··· RECORDS TO USE

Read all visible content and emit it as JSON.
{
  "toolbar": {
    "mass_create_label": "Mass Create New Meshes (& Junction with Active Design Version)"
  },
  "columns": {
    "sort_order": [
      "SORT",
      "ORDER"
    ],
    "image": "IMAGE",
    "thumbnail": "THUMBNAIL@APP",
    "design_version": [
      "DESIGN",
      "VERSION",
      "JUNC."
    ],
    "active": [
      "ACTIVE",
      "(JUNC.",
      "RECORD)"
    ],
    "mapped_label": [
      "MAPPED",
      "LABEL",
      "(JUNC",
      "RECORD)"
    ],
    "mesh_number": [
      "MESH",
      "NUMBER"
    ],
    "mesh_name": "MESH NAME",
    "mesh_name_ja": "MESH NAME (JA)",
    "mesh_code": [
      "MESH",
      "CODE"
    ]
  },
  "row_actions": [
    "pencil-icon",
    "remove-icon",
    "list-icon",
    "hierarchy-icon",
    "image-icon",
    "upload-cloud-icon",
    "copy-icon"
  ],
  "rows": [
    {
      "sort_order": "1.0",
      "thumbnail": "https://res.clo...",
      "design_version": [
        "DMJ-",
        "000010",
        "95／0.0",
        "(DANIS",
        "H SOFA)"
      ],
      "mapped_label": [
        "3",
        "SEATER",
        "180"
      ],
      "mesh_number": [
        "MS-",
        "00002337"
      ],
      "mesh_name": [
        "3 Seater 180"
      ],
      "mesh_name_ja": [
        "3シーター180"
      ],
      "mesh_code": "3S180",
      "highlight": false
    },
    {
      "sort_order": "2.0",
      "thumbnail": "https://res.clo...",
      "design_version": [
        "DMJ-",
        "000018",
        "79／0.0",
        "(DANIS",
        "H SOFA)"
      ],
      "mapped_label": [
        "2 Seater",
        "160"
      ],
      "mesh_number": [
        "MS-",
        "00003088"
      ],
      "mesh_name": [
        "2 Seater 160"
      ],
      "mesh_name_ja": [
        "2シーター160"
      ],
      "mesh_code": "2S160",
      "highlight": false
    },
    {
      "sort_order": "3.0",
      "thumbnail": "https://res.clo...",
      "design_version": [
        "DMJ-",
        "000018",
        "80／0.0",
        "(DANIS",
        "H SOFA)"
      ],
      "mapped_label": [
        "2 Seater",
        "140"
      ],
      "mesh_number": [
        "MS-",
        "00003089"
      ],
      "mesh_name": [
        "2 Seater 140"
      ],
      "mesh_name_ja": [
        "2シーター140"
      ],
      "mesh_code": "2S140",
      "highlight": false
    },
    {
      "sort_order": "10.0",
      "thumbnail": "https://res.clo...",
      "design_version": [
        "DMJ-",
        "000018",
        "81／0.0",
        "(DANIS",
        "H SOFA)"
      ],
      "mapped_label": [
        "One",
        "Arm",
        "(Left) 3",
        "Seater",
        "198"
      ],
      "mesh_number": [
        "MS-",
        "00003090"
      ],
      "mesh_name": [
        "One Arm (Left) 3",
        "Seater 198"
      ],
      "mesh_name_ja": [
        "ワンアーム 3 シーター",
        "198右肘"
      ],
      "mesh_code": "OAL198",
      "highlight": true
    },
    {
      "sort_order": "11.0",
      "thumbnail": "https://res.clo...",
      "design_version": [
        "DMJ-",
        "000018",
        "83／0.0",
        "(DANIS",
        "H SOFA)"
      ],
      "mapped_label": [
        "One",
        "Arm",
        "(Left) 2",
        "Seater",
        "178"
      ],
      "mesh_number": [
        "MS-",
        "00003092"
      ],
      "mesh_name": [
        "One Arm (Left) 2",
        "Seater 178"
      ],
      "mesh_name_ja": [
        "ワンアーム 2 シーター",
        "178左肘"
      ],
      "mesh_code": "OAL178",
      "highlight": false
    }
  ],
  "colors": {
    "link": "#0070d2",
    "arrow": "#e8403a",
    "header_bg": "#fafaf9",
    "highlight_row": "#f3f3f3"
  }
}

······

### PROBLEM REQUIREMENTS
Write out every record shown above, word for word.

### SOLUTION FOR THIS PROBLEM
Read all visible content and emit it as JSON.
{
  "toolbar": {
    "mass_create_label": "Mass Create New Meshes (& Junction with Active Design Version)"
  },
  "columns": {
    "sort_order": [
      "SORT",
      "ORDER"
    ],
    "image": "IMAGE",
    "thumbnail": "THUMBNAIL@APP",
    "design_version": [
      "DESIGN",
      "VERSION",
      "JUNC."
    ],
    "active": [
      "ACTIVE",
      "(JUNC.",
      "RECORD)"
    ],
    "mapped_label": [
      "MAPPED",
      "LABEL",
      "(JUNC",
      "RECORD)"
    ],
    "mesh_number": [
      "MESH",
      "NUMBER"
    ],
    "mesh_name": "MESH NAME",
    "mesh_name_ja": "MESH NAME (JA)",
    "mesh_code": [
      "MESH",
      "CODE"
    ]
  },
  "row_actions": [
    "pencil-icon",
    "remove-icon",
    "list-icon",
    "hierarchy-icon",
    "image-icon",
    "upload-cloud-icon",
    "copy-icon"
  ],
  "rows": [
    {
      "sort_order": "1.0",
      "thumbnail": "https://res.clo...",
      "design_version": [
        "DMJ-",
        "000010",
        "95／0.0",
        "(DANIS",
        "H SOFA)"
      ],
      "mapped_label": [
        "3",
        "SEATER",
        "180"
      ],
      "mesh_number": [
        "MS-",
        "00002337"
      ],
      "mesh_name": [
        "3 Seater 180"
      ],
      "mesh_name_ja": [
        "3シーター180"
      ],
      "mesh_code": "3S180",
      "highlight": false
    },
    {
      "sort_order": "2.0",
      "thumbnail": "https://res.clo...",
      "design_version": [
        "DMJ-",
        "000018",
        "79／0.0",
        "(DANIS",
        "H SOFA)"
      ],
      "mapped_label": [
        "2 Seater",
        "160"
      ],
      "mesh_number": [
        "MS-",
        "00003088"
      ],
      "mesh_name": [
        "2 Seater 160"
      ],
      "mesh_name_ja": [
        "2シーター160"
      ],
      "mesh_code": "2S160",
      "highlight": false
    },
    {
      "sort_order": "3.0",
      "thumbnail": "https://res.clo...",
      "design_version": [
        "DMJ-",
        "000018",
        "80／0.0",
        "(DANIS",
        "H SOFA)"
      ],
      "mapped_label": [
        "2 Seater",
        "140"
      ],
      "mesh_number": [
        "MS-",
        "00003089"
      ],
      "mesh_name": [
        "2 Seater 140"
      ],
      "mesh_name_ja": [
        "2シーター140"
      ],
      "mesh_code": "2S140",
      "highlight": false
    },
    {
      "sort_order": "10.0",
      "thumbnail": "https://res.clo...",
      "design_version": [
        "DMJ-",
        "000018",
        "81／0.0",
        "(DANIS",
        "H SOFA)"
      ],
      "mapped_label": [
        "One",
        "Arm",
        "(Left) 3",
        "Seater",
        "198"
      ],
      "mesh_number": [
        "MS-",
        "00003090"
      ],
      "mesh_name": [
        "One Arm (Left) 3",
        "Seater 198"
      ],
      "mesh_name_ja": [
        "ワンアーム 3 シーター",
        "198右肘"
      ],
      "mesh_code": "OAL198",
      "highlight": true
    },
    {
      "sort_order": "11.0",
      "thumbnail": "https://res.clo...",
      "design_version": [
        "DMJ-",
        "000018",
        "83／0.0",
        "(DANIS",
        "H SOFA)"
      ],
      "mapped_label": [
        "One",
        "Arm",
        "(Left) 2",
        "Seater",
        "178"
      ],
      "mesh_number": [
        "MS-",
        "00003092"
      ],
      "mesh_name": [
        "One Arm (Left) 2",
        "Seater 178"
      ],
      "mesh_name_ja": [
        "ワンアーム 2 シーター",
        "178左肘"
      ],
      "mesh_code": "OAL178",
      "highlight": false
    }
  ],
  "colors": {
    "link": "#0070d2",
    "arrow": "#e8403a",
    "header_bg": "#fafaf9",
    "highlight_row": "#f3f3f3"
  }
}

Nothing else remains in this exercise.